■ **Goal of the exercise**
Transcribe all of the material below word for word and leave out its pictures.

Records
──────────────────────────────

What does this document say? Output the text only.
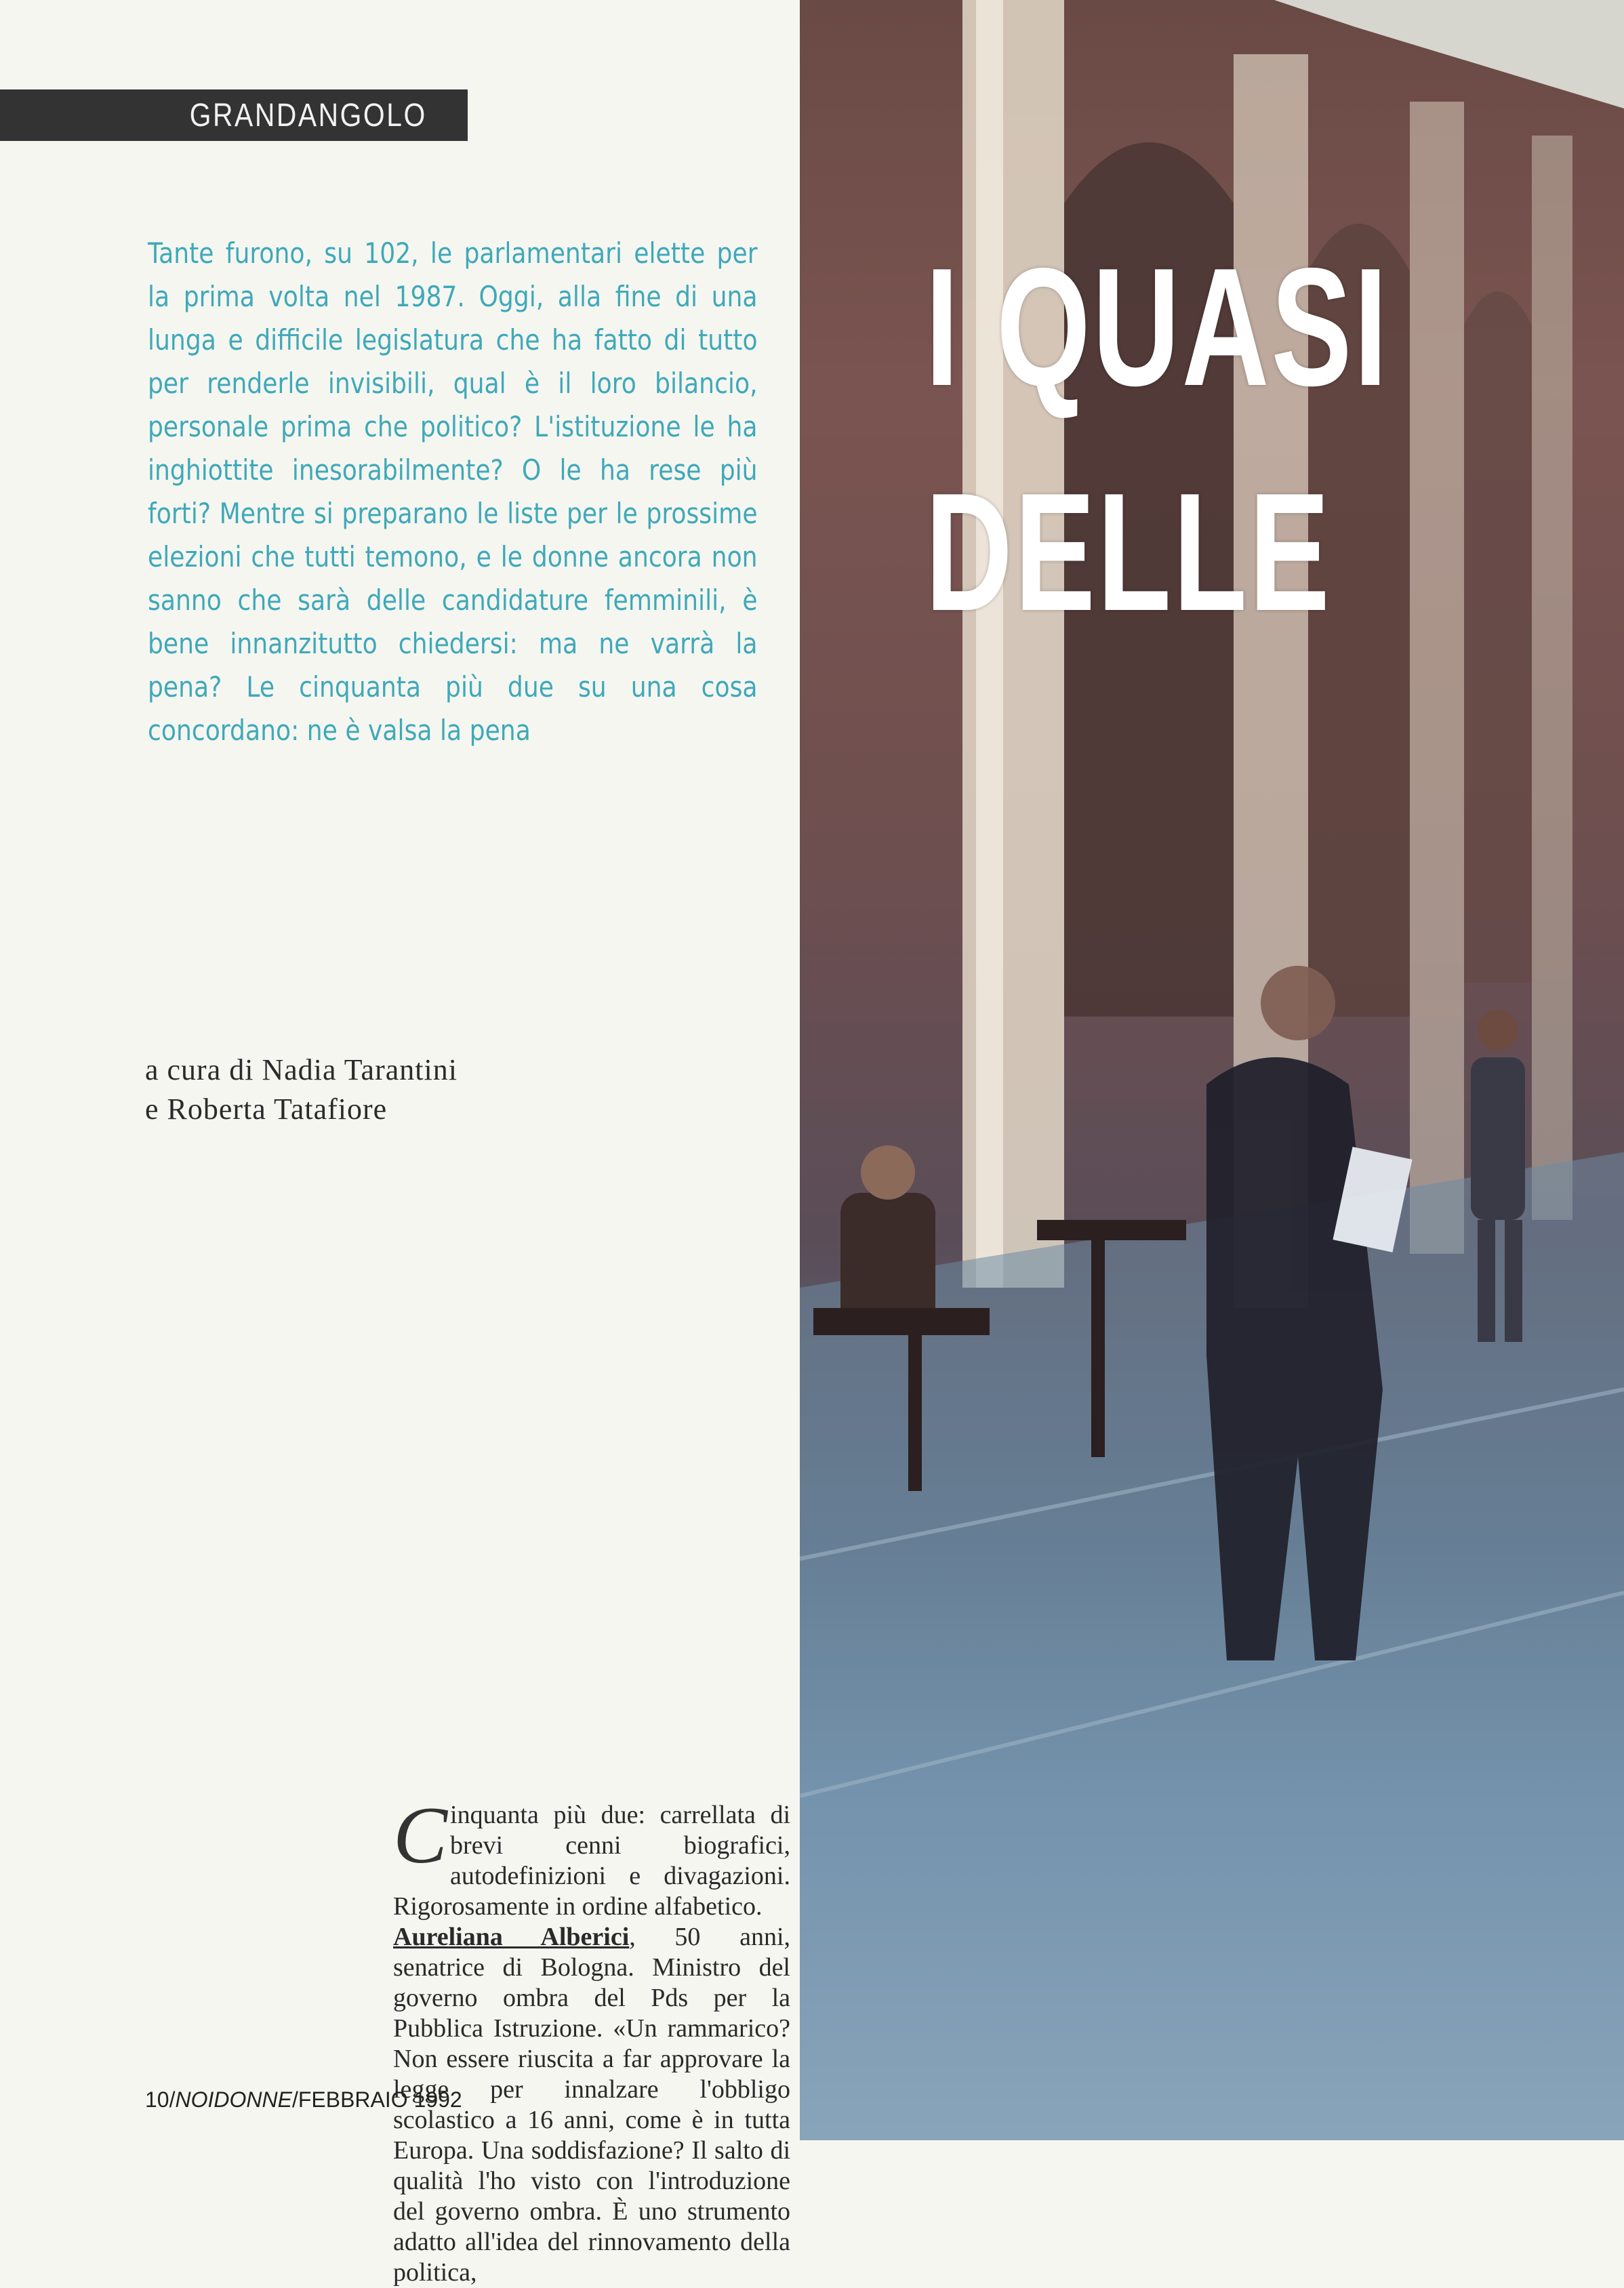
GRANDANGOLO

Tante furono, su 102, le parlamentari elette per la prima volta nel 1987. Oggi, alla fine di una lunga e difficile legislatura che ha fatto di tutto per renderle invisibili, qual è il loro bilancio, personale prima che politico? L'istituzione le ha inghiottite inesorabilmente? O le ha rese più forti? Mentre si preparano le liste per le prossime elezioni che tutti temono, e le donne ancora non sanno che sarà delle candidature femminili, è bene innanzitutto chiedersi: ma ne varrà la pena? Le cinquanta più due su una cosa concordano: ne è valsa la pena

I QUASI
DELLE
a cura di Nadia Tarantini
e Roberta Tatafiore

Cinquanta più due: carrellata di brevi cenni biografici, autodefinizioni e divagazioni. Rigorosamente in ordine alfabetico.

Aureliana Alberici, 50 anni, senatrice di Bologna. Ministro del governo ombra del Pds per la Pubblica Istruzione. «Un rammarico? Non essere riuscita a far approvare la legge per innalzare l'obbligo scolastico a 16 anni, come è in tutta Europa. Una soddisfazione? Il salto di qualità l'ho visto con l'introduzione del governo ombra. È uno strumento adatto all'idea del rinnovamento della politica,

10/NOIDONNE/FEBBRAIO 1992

──────────────────────────────

■ **Final result**
What does this document say? Output the text only.
GRANDANGOLO

Tante furono, su 102, le parlamentari elette per la prima volta nel 1987. Oggi, alla fine di una lunga e difficile legislatura che ha fatto di tutto per renderle invisibili, qual è il loro bilancio, personale prima che politico? L'istituzione le ha inghiottite inesorabilmente? O le ha rese più forti? Mentre si preparano le liste per le prossime elezioni che tutti temono, e le donne ancora non sanno che sarà delle candidature femminili, è bene innanzitutto chiedersi: ma ne varrà la pena? Le cinquanta più due su una cosa concordano: ne è valsa la pena

I QUASI
DELLE
a cura di Nadia Tarantini
e Roberta Tatafiore

Cinquanta più due: carrellata di brevi cenni biografici, autodefinizioni e divagazioni. Rigorosamente in ordine alfabetico.

Aureliana Alberici, 50 anni, senatrice di Bologna. Ministro del governo ombra del Pds per la Pubblica Istruzione. «Un rammarico? Non essere riuscita a far approvare la legge per innalzare l'obbligo scolastico a 16 anni, come è in tutta Europa. Una soddisfazione? Il salto di qualità l'ho visto con l'introduzione del governo ombra. È uno strumento adatto all'idea del rinnovamento della politica,

10/NOIDONNE/FEBBRAIO 1992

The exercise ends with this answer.